__Aim__: Write out the material again exactly, please, and omit the pictures.

-- START Given records --

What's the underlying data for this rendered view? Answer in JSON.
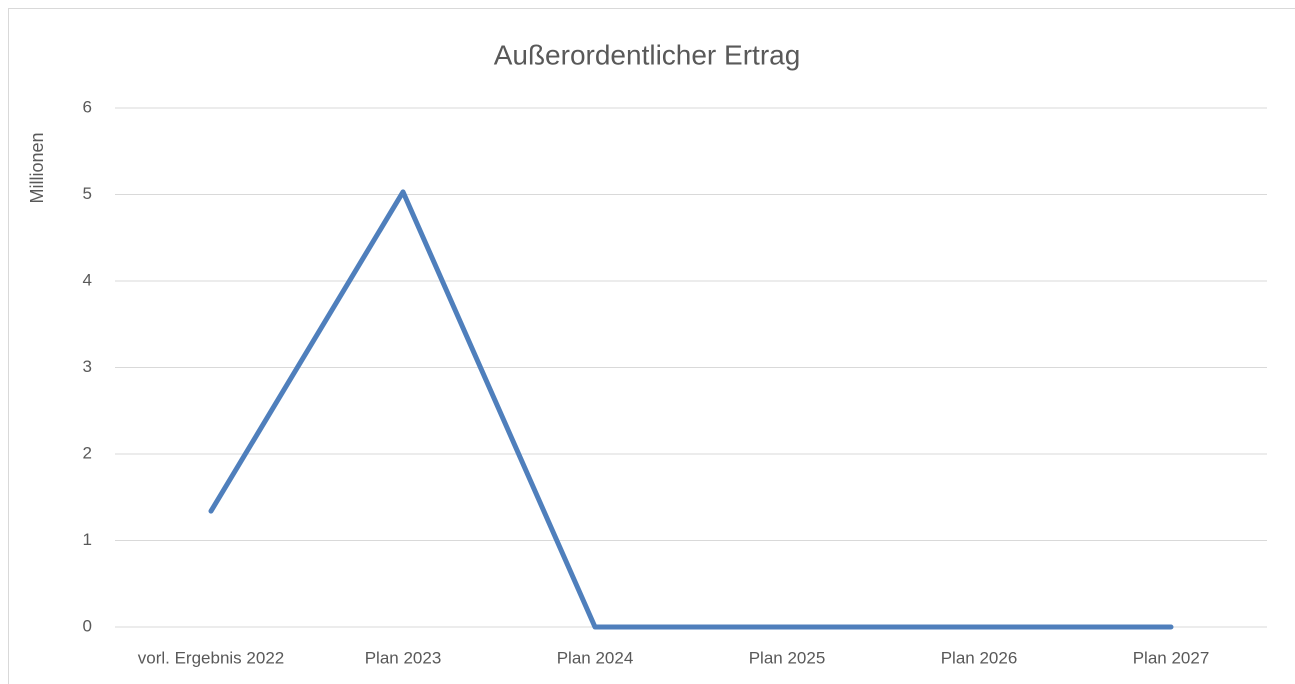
{
  "chart_data": {
    "type": "line",
    "title": "Außerordentlicher Ertrag",
    "y_label": "Millionen",
    "categories": [
      "vorl. Ergebnis 2022",
      "Plan 2023",
      "Plan 2024",
      "Plan 2025",
      "Plan 2026",
      "Plan 2027"
    ],
    "series": [
      {
        "name": "Außerordentlicher Ertrag",
        "color": "#4f7fbc",
        "values": [
          1.34,
          5.03,
          0,
          0,
          0,
          0
        ]
      }
    ],
    "ylim": [
      0,
      6
    ],
    "yticks": [
      0,
      1,
      2,
      3,
      4,
      5,
      6
    ],
    "grid": true
  }
}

-- END Given records --

__Result for this exercise__:
What's the underlying data for this rendered view? Answer in JSON.
{
  "chart_data": {
    "type": "line",
    "title": "Außerordentlicher Ertrag",
    "y_label": "Millionen",
    "categories": [
      "vorl. Ergebnis 2022",
      "Plan 2023",
      "Plan 2024",
      "Plan 2025",
      "Plan 2026",
      "Plan 2027"
    ],
    "series": [
      {
        "name": "Außerordentlicher Ertrag",
        "color": "#4f7fbc",
        "values": [
          1.34,
          5.03,
          0,
          0,
          0,
          0
        ]
      }
    ],
    "ylim": [
      0,
      6
    ],
    "yticks": [
      0,
      1,
      2,
      3,
      4,
      5,
      6
    ],
    "grid": true
  }
}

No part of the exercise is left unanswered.